What you need to do:
Pick every line with "last" from the material below.

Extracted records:
++++++++++++++++++++

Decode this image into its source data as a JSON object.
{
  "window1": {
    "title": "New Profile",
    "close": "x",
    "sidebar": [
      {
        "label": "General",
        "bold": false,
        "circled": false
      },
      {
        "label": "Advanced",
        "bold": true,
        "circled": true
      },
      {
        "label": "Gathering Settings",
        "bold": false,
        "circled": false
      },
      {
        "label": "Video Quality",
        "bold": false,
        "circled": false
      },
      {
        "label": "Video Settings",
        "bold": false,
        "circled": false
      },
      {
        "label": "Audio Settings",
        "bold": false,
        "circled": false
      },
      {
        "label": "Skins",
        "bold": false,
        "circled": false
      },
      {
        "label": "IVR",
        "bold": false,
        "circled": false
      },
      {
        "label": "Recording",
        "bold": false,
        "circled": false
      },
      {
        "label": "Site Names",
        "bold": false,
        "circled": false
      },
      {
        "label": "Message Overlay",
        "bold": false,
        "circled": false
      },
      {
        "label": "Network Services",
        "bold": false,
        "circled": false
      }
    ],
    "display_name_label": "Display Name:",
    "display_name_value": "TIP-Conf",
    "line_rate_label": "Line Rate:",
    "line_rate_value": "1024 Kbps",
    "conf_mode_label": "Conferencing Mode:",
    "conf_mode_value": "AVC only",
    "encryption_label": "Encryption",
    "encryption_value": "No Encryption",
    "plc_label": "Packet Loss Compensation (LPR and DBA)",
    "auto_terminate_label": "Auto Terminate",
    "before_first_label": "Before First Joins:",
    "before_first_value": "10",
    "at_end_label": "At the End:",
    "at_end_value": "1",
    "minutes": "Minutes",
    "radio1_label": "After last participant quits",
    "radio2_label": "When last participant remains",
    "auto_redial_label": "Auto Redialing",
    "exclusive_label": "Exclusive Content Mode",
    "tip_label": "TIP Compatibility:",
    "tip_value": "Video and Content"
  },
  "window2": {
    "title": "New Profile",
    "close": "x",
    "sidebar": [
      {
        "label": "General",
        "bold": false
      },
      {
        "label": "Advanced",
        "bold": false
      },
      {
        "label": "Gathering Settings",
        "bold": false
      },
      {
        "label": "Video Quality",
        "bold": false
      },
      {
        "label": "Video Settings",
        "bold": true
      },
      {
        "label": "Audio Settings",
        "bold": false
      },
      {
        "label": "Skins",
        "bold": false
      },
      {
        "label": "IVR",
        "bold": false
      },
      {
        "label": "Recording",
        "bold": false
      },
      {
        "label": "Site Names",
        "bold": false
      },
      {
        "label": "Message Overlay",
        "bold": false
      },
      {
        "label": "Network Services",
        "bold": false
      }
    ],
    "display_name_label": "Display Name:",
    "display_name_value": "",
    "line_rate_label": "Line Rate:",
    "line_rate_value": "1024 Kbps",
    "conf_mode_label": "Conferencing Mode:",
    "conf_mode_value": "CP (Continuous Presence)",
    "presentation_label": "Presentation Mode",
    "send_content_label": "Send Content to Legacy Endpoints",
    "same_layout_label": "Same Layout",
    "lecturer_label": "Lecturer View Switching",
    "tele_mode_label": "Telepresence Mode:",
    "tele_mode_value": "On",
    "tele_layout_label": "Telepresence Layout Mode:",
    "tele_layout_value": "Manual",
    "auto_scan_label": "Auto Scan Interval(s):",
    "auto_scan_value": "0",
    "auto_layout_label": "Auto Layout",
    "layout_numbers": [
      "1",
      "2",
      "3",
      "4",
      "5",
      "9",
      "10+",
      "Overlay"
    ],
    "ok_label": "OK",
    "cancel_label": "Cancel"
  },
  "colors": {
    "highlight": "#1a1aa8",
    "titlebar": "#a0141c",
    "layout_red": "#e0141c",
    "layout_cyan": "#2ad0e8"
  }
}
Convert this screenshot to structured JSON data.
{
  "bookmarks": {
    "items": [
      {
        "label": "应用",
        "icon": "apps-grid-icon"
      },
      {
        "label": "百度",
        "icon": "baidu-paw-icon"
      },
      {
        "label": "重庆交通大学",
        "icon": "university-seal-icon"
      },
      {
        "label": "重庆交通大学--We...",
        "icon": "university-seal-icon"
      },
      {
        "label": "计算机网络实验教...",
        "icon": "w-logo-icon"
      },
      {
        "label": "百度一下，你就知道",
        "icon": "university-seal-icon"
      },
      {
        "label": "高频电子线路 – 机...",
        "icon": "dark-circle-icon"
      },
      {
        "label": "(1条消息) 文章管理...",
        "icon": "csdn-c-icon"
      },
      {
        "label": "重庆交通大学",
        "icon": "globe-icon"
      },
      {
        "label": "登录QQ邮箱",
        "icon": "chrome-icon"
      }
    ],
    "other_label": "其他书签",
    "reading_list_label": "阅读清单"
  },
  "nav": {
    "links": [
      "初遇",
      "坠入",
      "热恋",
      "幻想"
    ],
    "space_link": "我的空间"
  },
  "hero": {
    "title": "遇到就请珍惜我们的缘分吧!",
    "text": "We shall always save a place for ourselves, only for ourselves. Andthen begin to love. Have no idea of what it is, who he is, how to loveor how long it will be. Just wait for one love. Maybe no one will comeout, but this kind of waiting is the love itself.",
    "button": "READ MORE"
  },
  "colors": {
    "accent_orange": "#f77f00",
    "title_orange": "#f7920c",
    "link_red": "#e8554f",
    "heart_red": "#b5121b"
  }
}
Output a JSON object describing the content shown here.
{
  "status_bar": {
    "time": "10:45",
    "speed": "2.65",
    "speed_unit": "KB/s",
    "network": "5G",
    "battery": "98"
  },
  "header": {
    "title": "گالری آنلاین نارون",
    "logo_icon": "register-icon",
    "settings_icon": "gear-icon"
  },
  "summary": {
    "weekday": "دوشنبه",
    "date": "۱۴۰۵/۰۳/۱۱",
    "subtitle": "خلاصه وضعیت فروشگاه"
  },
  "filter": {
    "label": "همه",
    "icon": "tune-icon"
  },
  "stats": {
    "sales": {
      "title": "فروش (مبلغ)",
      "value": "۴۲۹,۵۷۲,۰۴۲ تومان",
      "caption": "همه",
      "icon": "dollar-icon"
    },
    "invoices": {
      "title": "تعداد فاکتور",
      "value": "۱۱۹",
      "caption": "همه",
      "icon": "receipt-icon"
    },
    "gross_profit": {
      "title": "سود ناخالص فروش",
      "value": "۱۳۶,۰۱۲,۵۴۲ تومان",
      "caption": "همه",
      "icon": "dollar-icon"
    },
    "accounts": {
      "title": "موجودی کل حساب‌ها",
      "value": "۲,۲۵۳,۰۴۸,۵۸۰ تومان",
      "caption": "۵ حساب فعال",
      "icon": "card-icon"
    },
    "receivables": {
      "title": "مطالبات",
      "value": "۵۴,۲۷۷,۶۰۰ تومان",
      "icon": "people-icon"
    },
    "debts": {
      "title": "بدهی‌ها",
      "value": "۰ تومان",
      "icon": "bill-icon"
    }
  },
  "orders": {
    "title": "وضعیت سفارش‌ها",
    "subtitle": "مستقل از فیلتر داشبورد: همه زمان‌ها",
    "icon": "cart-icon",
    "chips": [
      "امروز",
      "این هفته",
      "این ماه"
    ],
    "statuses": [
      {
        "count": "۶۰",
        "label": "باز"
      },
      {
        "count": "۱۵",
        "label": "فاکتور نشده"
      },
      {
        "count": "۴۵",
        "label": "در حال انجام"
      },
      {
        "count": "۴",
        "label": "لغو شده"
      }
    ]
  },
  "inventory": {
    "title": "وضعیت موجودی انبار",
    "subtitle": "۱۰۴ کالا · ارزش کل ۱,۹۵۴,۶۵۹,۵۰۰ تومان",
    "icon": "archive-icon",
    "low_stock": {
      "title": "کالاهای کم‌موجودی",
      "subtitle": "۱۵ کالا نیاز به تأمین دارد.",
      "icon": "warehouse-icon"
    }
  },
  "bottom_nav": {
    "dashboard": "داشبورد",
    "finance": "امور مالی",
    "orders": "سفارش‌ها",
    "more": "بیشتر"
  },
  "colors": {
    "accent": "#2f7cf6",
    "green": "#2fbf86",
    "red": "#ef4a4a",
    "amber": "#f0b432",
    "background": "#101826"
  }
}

++++++++++++++++++++

Solution:
    "radio1_label": "After last participant quits",
    "radio2_label": "When last participant remains",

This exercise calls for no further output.